Information provided ::
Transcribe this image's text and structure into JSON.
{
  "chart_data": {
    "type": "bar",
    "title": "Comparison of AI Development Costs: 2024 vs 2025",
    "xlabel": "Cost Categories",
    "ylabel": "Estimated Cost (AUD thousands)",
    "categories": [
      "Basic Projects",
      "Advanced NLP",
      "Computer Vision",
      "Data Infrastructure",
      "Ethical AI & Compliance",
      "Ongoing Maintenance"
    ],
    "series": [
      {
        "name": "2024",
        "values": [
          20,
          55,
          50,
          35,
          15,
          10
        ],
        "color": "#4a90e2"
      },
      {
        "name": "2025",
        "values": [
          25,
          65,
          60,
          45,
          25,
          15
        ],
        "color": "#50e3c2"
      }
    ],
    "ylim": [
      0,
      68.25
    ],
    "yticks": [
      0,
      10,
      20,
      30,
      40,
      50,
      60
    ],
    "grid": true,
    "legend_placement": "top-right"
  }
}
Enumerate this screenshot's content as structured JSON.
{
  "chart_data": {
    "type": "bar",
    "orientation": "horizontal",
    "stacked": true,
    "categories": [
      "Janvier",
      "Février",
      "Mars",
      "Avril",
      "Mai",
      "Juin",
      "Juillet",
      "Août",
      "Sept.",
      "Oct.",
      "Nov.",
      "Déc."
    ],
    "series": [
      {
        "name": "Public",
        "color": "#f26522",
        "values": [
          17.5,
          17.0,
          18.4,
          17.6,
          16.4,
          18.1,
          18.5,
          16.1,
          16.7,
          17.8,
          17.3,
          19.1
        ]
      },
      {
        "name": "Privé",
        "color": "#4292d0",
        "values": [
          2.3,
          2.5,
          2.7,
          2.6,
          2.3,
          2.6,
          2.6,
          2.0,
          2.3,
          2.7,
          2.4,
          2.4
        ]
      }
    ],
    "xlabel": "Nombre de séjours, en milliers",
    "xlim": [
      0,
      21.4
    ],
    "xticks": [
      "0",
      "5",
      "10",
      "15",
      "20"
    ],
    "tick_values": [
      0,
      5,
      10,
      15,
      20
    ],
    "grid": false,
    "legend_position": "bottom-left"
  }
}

Required work :: Exactly reproduce the material above.

Answer ::
Transcribe this image's text and structure into JSON.
{
  "chart_data": {
    "type": "bar",
    "title": "Comparison of AI Development Costs: 2024 vs 2025",
    "xlabel": "Cost Categories",
    "ylabel": "Estimated Cost (AUD thousands)",
    "categories": [
      "Basic Projects",
      "Advanced NLP",
      "Computer Vision",
      "Data Infrastructure",
      "Ethical AI & Compliance",
      "Ongoing Maintenance"
    ],
    "series": [
      {
        "name": "2024",
        "values": [
          20,
          55,
          50,
          35,
          15,
          10
        ],
        "color": "#4a90e2"
      },
      {
        "name": "2025",
        "values": [
          25,
          65,
          60,
          45,
          25,
          15
        ],
        "color": "#50e3c2"
      }
    ],
    "ylim": [
      0,
      68.25
    ],
    "yticks": [
      0,
      10,
      20,
      30,
      40,
      50,
      60
    ],
    "grid": true,
    "legend_placement": "top-right"
  }
}
Enumerate this screenshot's content as structured JSON.
{
  "chart_data": {
    "type": "bar",
    "orientation": "horizontal",
    "stacked": true,
    "categories": [
      "Janvier",
      "Février",
      "Mars",
      "Avril",
      "Mai",
      "Juin",
      "Juillet",
      "Août",
      "Sept.",
      "Oct.",
      "Nov.",
      "Déc."
    ],
    "series": [
      {
        "name": "Public",
        "color": "#f26522",
        "values": [
          17.5,
          17.0,
          18.4,
          17.6,
          16.4,
          18.1,
          18.5,
          16.1,
          16.7,
          17.8,
          17.3,
          19.1
        ]
      },
      {
        "name": "Privé",
        "color": "#4292d0",
        "values": [
          2.3,
          2.5,
          2.7,
          2.6,
          2.3,
          2.6,
          2.6,
          2.0,
          2.3,
          2.7,
          2.4,
          2.4
        ]
      }
    ],
    "xlabel": "Nombre de séjours, en milliers",
    "xlim": [
      0,
      21.4
    ],
    "xticks": [
      "0",
      "5",
      "10",
      "15",
      "20"
    ],
    "tick_values": [
      0,
      5,
      10,
      15,
      20
    ],
    "grid": false,
    "legend_position": "bottom-left"
  }
}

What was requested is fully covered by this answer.